▸ GOAL
Pull each line containing "structured" out of the data and copy it.

▸ GIVEN RECORDS
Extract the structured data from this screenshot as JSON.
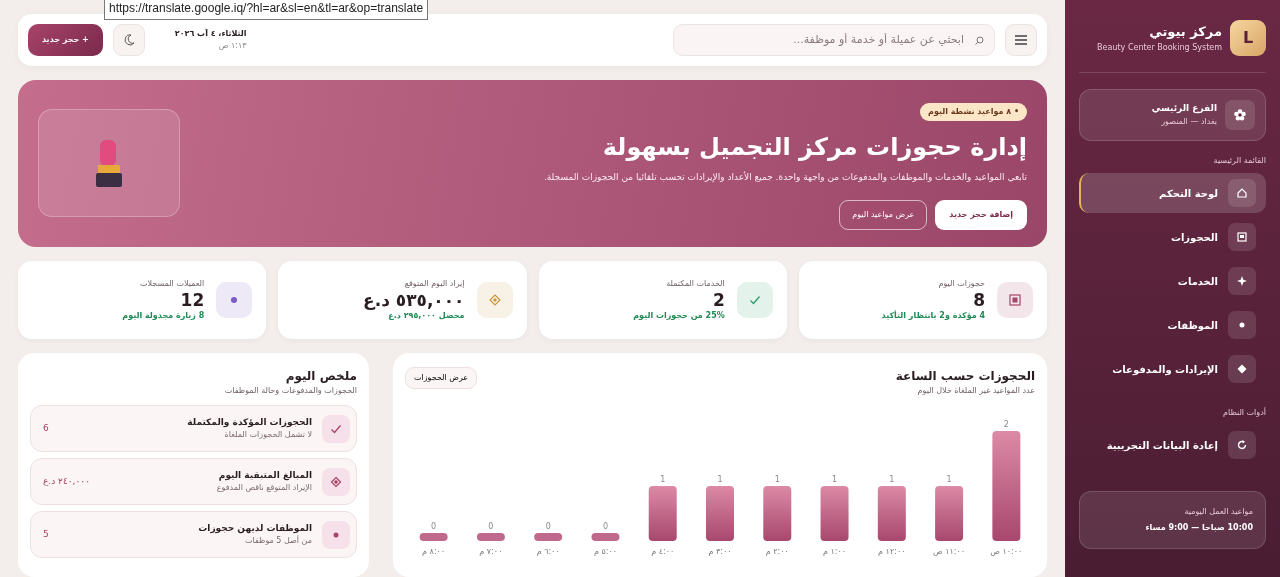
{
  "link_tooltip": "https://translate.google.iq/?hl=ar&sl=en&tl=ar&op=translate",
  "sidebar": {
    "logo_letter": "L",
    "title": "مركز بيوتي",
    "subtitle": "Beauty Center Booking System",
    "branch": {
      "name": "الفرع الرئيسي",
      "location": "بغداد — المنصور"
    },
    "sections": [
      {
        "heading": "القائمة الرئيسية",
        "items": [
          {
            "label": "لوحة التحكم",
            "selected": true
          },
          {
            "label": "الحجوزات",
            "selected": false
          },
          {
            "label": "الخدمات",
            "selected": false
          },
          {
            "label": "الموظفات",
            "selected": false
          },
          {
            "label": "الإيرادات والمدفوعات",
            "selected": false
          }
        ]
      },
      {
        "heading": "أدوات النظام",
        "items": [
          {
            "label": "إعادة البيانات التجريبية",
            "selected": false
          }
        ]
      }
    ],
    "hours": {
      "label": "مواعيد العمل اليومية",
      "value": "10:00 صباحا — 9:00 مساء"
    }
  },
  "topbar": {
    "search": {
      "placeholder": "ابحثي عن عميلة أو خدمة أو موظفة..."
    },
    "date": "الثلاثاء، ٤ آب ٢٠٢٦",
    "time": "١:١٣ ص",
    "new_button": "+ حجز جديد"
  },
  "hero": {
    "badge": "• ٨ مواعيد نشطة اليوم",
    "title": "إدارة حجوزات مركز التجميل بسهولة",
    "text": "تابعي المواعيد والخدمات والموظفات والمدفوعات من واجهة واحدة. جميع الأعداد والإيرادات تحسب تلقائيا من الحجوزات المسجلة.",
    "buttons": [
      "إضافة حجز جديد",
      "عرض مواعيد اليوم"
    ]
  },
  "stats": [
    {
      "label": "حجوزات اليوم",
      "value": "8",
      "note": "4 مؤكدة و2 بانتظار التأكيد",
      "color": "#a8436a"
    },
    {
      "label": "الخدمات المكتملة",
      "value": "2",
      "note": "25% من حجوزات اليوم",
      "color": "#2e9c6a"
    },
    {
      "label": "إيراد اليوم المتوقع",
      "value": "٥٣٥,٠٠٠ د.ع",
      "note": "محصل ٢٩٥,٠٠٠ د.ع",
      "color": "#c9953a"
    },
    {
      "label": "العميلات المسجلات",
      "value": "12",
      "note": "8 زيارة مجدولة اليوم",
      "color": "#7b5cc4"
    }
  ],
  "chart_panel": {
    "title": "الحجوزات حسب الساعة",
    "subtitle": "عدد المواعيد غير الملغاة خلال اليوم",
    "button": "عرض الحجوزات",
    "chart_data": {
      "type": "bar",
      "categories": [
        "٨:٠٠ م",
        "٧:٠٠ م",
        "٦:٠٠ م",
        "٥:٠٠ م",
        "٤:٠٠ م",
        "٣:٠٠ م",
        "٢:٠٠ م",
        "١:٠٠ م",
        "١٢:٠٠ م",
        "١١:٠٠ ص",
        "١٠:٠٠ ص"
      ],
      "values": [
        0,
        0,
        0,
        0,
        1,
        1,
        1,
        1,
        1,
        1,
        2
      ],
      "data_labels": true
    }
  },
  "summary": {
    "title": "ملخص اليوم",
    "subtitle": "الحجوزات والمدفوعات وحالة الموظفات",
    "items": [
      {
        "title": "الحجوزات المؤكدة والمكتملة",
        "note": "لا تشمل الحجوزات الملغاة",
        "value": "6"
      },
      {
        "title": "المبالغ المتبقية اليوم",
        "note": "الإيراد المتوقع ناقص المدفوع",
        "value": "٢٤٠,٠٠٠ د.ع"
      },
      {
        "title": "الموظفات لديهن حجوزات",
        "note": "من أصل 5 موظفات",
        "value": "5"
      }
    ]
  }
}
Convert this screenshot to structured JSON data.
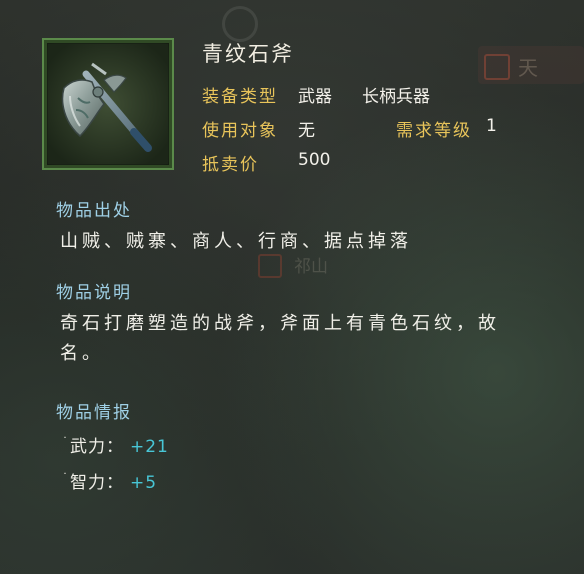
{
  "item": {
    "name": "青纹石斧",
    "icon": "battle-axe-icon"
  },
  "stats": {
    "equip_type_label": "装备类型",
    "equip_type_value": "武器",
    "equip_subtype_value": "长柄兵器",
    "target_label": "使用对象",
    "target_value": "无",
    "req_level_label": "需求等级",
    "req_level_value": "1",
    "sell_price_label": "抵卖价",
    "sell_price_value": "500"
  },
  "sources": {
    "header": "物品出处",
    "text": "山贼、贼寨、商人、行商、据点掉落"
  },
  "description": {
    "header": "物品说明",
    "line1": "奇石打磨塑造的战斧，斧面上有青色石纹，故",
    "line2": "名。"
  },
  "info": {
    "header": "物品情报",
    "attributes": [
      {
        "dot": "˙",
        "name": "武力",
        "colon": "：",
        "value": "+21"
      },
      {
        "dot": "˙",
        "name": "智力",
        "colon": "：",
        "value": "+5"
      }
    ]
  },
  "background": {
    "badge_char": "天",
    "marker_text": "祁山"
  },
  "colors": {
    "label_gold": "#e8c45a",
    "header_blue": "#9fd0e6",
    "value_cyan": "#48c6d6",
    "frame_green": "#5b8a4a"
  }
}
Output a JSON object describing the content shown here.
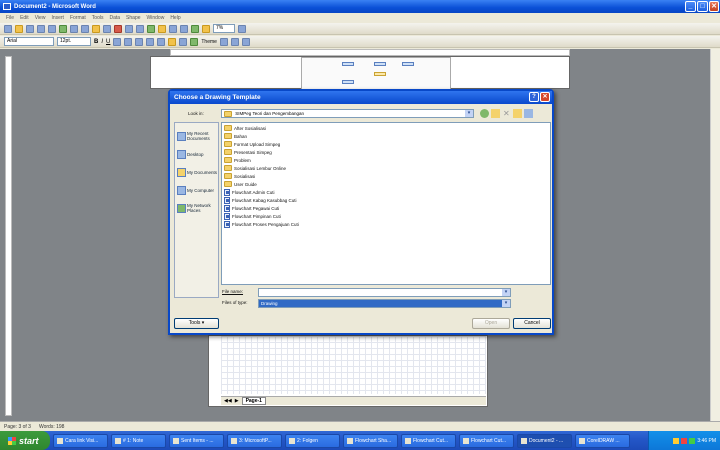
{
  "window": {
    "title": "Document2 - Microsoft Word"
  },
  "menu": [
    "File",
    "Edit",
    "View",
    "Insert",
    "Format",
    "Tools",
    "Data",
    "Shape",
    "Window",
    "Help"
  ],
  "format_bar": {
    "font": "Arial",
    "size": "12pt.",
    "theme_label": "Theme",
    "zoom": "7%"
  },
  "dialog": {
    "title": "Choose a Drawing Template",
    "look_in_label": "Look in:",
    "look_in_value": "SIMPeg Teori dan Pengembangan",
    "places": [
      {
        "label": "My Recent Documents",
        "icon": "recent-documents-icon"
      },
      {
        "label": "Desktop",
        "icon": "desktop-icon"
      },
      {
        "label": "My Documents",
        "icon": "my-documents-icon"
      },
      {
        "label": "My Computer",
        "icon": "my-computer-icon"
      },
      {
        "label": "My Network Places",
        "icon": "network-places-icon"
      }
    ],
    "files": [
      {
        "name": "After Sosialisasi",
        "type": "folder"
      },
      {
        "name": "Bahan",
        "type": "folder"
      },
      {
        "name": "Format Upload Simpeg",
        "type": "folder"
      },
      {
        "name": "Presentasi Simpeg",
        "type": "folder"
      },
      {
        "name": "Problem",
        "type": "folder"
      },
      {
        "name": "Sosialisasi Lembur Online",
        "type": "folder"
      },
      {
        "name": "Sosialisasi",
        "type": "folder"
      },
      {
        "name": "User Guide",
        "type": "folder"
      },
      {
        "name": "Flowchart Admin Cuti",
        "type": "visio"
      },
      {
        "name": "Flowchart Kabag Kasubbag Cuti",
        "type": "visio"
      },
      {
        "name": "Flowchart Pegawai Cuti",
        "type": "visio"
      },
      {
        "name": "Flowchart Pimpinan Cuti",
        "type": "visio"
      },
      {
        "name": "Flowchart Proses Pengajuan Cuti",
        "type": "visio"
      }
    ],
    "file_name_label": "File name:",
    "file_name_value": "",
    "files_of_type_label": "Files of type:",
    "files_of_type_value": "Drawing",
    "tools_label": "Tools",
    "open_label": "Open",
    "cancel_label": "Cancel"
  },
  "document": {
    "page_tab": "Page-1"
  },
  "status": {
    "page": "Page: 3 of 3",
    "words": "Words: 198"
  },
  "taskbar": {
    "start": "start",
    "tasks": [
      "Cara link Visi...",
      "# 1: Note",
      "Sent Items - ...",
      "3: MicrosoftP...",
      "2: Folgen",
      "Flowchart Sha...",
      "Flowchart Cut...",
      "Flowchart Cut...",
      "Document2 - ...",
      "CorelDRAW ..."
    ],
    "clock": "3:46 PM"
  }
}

...

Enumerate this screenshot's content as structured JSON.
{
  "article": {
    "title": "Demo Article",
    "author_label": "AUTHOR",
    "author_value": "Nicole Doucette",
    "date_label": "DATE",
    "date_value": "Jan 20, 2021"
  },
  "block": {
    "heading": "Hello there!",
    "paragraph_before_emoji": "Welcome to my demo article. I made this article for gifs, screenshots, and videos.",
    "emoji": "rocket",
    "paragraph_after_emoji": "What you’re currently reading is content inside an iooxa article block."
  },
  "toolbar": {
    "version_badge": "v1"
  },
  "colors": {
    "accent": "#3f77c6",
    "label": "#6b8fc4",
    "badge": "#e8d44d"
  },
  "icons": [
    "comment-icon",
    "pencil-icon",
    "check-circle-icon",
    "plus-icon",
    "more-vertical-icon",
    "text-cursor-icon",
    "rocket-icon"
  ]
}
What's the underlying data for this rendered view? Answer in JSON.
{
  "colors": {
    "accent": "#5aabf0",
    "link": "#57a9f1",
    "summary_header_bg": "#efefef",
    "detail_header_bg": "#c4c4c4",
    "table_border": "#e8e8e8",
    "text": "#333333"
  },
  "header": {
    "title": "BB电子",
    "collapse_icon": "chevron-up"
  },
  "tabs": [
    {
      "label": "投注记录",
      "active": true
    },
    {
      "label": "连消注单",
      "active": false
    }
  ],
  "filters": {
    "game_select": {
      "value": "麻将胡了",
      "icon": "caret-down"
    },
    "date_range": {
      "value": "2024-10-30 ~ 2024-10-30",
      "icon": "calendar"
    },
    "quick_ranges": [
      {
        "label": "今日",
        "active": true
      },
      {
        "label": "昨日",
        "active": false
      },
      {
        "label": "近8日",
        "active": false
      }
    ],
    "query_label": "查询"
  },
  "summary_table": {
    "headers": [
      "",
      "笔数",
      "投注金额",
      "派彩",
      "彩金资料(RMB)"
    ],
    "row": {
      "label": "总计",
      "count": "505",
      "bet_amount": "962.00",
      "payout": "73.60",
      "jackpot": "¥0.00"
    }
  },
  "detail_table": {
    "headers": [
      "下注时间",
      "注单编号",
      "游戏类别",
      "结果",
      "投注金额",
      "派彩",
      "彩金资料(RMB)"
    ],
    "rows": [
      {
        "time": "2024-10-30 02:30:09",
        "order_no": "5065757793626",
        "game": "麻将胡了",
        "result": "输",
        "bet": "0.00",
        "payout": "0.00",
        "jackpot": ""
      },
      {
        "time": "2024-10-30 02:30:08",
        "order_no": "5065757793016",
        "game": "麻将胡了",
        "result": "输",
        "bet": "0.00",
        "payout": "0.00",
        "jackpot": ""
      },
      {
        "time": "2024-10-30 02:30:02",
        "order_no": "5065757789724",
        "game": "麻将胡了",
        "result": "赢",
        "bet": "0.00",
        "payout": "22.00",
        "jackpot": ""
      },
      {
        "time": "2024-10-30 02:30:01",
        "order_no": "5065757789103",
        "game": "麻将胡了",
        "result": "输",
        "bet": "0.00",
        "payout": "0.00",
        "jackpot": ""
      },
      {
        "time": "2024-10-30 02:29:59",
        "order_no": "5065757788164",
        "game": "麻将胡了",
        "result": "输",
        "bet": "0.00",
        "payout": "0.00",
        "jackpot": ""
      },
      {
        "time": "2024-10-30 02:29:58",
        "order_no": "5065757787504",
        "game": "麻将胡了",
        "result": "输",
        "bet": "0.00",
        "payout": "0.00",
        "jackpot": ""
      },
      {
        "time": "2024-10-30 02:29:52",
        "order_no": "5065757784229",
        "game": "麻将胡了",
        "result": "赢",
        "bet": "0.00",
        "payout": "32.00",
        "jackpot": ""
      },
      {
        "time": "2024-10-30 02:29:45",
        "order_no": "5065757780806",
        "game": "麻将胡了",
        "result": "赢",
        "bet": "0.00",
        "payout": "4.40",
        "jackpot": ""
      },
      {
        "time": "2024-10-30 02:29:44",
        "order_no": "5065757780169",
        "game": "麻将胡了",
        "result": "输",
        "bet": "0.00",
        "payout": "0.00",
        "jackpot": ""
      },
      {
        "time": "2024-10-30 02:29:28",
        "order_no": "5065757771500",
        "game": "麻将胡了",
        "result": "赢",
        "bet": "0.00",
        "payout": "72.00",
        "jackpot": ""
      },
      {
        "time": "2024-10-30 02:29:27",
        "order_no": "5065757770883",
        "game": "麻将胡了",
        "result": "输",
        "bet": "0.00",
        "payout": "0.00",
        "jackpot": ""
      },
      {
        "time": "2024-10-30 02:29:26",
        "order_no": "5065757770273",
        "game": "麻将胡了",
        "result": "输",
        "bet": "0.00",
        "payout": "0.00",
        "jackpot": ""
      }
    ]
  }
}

==

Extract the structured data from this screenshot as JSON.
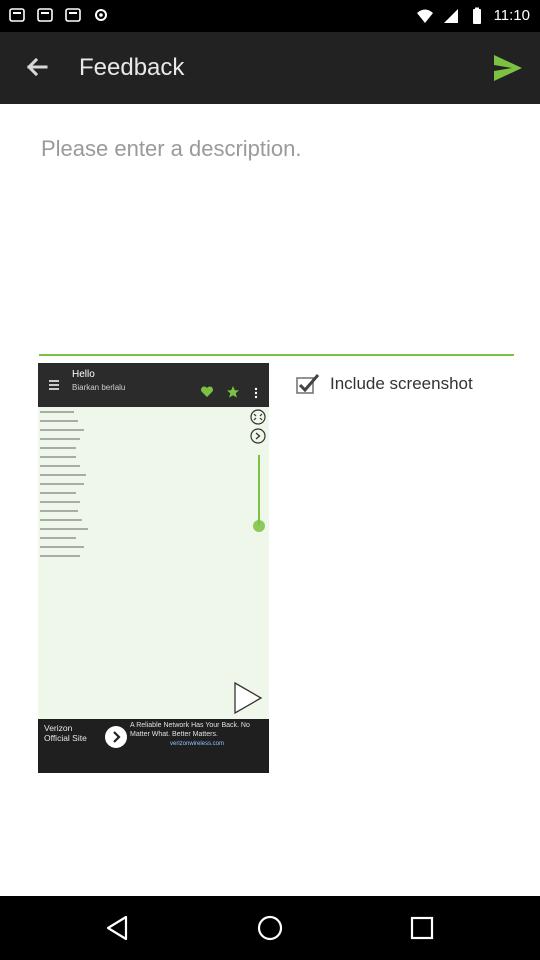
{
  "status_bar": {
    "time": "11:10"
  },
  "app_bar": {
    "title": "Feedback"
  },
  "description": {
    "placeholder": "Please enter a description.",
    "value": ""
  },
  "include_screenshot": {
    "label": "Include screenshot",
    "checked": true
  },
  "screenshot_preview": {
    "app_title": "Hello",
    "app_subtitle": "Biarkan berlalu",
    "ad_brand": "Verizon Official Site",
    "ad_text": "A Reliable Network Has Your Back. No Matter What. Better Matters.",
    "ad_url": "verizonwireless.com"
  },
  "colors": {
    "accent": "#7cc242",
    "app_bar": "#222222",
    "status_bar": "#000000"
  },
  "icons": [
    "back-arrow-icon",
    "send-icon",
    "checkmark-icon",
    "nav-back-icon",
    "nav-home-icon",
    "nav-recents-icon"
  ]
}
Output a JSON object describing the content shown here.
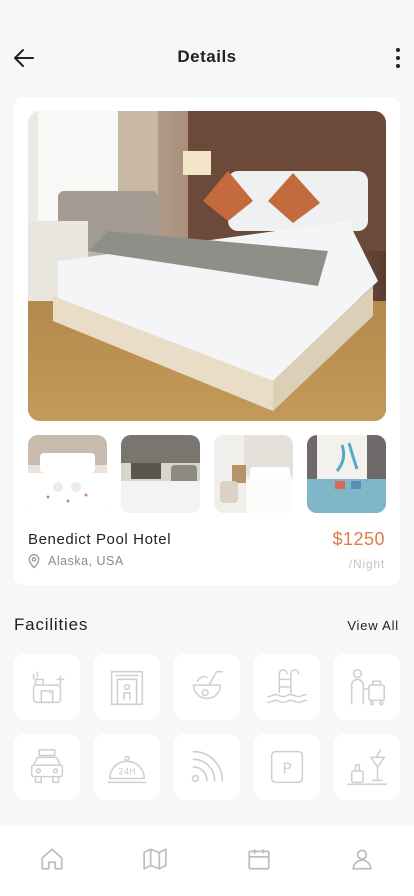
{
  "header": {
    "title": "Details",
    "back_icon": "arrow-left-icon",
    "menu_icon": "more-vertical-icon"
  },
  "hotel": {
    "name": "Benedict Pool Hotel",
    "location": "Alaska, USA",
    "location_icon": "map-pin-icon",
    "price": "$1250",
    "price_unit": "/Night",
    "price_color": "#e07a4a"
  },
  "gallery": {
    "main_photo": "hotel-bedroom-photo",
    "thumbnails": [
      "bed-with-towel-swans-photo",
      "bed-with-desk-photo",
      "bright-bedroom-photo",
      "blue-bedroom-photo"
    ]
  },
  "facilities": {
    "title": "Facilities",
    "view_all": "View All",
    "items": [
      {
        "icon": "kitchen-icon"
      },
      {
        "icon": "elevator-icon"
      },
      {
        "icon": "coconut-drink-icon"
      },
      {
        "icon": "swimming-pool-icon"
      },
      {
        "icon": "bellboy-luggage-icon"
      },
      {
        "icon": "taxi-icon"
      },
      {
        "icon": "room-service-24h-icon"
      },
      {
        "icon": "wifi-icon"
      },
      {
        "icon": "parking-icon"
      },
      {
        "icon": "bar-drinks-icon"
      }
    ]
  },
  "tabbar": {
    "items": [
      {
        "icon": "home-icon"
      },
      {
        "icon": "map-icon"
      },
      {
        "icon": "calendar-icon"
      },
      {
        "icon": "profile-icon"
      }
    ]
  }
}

▸ RESPONSE TO THIS EXERCISE
Extract the structured data from this screenshot as JSON.
Convert this screenshot to structured JSON data.
Enumerate this screenshot's content as structured JSON.
Extract the structured data from this screenshot as JSON.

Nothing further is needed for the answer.